/ Manevi yaşam / Üstatın(Aziz Paisios) dua kuralı

Üstatın(Aziz Paisios) dua kuralı

Üstatın(Aziz Paisios) dua kuralı

 

Yaşamı boyunca Üstatın esas mücadelesi dua etmeyi öğrenmek oldu.  Hizmetinin dua olduğuna inanıyordu.  Diğer çilelerin işlevi duayı kolaylaştırmaktı.  Aziz Suriyeli İzak’a göre saygıdeğer bir gayret; « Ne mutlu bedenin tüm eylemlerini dua lütfuna çevirene».  …..

İçinde bulunulan ruhsal duruma da büyük bir önem veriyordu.  Kendi tecrübesine dayanarak bizlere her müsait ânımızda dua etmemizi öğütlerdi : « Mânevî hayatı kolaylaştırmak açısından kendimizi zorlamayalım ama ruhumuza soralım : “Âyin Düzenini mi okumak istersin ?  Mezmurlar Kitabını mı ?  İsa Duasını okuyarak dolaşmak mı istersin ?  Yahut secde ederek Şefaat Âyinini (Paraklisis) söylemek mi ?”  Böylece yorulmayız çünkü her yaptığımızı içimizden gelerek yapmış oluruz.

Ruhumuz hazır değilse ve secde edemeyeceksek İsa Duasını oturarak söyleyelim, okuyalım, ne yapmak istiyorsak onu yapalım.  Küçük çocuk halsiz olduğu zaman onu yemek yemeye zorlamak imkânsızdır.  Ne istiyorsa o verilir.  Daha sonra, iyi olduğunda nohut bile yiyecektir.  Ruh için de durum böyledir.  Mânevî şeyler gönülden yapılmalıdır.  Mâneviyata ancak ruhsal yetenekle, özveriyle ulaşılır.

• _Görev_
Aziz Paisios'un dua kuralını anlatan yukarıdaki metni, son cümlesinden sonra devam ettirin.

Bir derlemeden alıntılanan kayıtlar
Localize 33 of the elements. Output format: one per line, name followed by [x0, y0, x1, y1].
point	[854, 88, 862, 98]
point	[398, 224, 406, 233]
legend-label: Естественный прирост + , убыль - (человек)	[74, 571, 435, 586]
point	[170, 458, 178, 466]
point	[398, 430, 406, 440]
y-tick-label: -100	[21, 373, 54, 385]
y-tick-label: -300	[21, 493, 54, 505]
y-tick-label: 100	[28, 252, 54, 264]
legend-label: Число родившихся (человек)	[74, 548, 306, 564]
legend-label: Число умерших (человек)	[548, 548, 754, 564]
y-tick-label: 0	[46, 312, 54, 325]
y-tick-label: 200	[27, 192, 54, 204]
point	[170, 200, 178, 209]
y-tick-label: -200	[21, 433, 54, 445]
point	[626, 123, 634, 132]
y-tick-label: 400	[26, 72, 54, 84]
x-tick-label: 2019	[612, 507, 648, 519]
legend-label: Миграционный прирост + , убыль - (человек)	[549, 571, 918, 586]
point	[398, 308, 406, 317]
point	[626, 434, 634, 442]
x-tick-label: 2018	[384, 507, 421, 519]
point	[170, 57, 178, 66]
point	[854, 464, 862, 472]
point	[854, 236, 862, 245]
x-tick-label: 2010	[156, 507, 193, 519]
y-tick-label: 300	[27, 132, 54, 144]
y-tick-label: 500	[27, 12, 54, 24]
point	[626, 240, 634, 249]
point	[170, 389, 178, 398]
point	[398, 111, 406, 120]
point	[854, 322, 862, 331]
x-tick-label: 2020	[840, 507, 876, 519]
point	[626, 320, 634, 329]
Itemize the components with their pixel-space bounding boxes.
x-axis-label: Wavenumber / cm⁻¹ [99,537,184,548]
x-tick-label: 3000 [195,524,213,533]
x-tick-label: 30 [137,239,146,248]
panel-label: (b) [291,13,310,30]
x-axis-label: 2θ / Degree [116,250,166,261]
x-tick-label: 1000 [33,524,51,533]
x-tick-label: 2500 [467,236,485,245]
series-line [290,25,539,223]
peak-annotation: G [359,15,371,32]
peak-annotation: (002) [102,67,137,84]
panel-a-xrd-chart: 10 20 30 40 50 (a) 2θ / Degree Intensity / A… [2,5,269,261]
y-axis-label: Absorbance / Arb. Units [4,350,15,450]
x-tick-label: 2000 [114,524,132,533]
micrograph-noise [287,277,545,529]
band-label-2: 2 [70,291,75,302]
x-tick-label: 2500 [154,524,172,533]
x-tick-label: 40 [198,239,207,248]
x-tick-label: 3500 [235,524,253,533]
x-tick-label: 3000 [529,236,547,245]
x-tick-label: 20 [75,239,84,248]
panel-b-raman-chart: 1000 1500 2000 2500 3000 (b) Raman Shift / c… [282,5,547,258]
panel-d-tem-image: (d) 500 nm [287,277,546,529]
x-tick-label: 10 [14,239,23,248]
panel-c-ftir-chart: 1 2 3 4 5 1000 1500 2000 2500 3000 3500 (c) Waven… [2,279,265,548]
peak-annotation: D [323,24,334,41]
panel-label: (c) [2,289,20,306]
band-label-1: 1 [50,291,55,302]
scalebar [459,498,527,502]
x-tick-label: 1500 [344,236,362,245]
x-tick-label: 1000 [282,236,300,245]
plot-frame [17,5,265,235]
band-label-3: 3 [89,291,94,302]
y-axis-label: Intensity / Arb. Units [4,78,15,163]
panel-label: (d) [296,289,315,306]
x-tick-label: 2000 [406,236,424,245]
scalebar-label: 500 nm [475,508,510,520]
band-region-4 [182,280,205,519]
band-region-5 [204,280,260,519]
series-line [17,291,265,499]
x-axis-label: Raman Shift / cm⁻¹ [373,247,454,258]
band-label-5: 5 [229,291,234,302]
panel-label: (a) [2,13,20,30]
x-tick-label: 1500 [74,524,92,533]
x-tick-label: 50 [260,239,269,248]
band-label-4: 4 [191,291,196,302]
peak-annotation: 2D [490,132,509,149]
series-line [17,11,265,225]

• _Yanıt_
Dua etmek için bir hazırlık lâzımdır.  Dua da Tanrı’yla bir paylaşımdır (komünyon).  Tanrı lütfunun başka şekilde alındığı bir paylaşım.  Nasıl ki Kutsal Komünyonda kutsaldan bir parça alıyoruz, bu paylaşımda da ilâhî bir alev alırız. »

Mâneviyata ilişkin kitapları incelemek, yüreği ısıtır ve duaya hazırlar.  « Gece” derdi, “düzenli duadan önce kitap okumaya lüzum yoktur çünkü zihnimiz saf ve açıktır. »  Özellikle, İncil okumak, tam olarak anlamasak bile ruhun kutsanması için şarttır.  Dolayısıyla, Aziz Suriyeli İzak’ın kitabı gibi öz su dolu kitaplar okuyun.  Bir paragraf okusanız, içindeki ruhsal vitaminler sayesinde bir haftalık, bir aylık gıda alabilirsiniz.  Görüyorum ki günümüzde okuyan çok ; okumaktan haz alıyorlar ama okudukları onları etkilemiyor, onlara bir şey bırakmıyor.  Okuduklarını hafife alıyorlar.  « Suyun resmi harareti gidermez » der Aziz Suriyeli İzak.  Pederlerin kitaplarını çok okumadım, hatırladığım kadarıyla ama okurken not aldım, eski zamanların Kutsal Pederleriyle karşılaştırmalar yaptım ve onlardan ne kadar uzak olduğumun farkına vardım, kendimi bir aynada görüyormuşum gibi gördüm.  Genelde gençler din kitapları okuyor.  Ne diyebilirim ?  Sanki bir kazan kabak, içinde de bir, iki ufak et parçası.  Din kitapları günümüzde böyle işte : şurasında, burasında Pederlerin birkaç sözü oluyor, o kadar.  …….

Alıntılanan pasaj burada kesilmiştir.